> **Directions**
Reproduce the records below exactly as they appear.

> **Excerpted data**
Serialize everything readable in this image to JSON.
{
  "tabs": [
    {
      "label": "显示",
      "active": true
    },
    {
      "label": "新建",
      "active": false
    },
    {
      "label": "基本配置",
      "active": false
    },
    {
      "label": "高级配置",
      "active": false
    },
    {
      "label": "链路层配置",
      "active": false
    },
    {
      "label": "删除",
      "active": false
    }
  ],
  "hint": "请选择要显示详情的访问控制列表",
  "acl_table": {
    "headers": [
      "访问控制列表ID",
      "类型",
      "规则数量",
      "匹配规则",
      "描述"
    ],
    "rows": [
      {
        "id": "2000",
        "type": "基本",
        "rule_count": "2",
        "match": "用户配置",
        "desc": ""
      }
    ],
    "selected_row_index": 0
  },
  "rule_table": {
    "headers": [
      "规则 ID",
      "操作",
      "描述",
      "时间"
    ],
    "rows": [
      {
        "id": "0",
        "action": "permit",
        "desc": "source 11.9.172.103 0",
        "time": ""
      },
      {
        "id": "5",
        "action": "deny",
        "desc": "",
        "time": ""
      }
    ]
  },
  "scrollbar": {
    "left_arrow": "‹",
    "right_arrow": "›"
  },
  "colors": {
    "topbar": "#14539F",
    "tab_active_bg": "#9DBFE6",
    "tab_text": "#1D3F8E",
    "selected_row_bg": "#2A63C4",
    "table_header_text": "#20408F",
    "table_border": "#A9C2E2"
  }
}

> **Task response**
Serialize everything readable in this image to JSON.
{
  "tabs": [
    {
      "label": "显示",
      "active": true
    },
    {
      "label": "新建",
      "active": false
    },
    {
      "label": "基本配置",
      "active": false
    },
    {
      "label": "高级配置",
      "active": false
    },
    {
      "label": "链路层配置",
      "active": false
    },
    {
      "label": "删除",
      "active": false
    }
  ],
  "hint": "请选择要显示详情的访问控制列表",
  "acl_table": {
    "headers": [
      "访问控制列表ID",
      "类型",
      "规则数量",
      "匹配规则",
      "描述"
    ],
    "rows": [
      {
        "id": "2000",
        "type": "基本",
        "rule_count": "2",
        "match": "用户配置",
        "desc": ""
      }
    ],
    "selected_row_index": 0
  },
  "rule_table": {
    "headers": [
      "规则 ID",
      "操作",
      "描述",
      "时间"
    ],
    "rows": [
      {
        "id": "0",
        "action": "permit",
        "desc": "source 11.9.172.103 0",
        "time": ""
      },
      {
        "id": "5",
        "action": "deny",
        "desc": "",
        "time": ""
      }
    ]
  },
  "scrollbar": {
    "left_arrow": "‹",
    "right_arrow": "›"
  },
  "colors": {
    "topbar": "#14539F",
    "tab_active_bg": "#9DBFE6",
    "tab_text": "#1D3F8E",
    "selected_row_bg": "#2A63C4",
    "table_header_text": "#20408F",
    "table_border": "#A9C2E2"
  }
}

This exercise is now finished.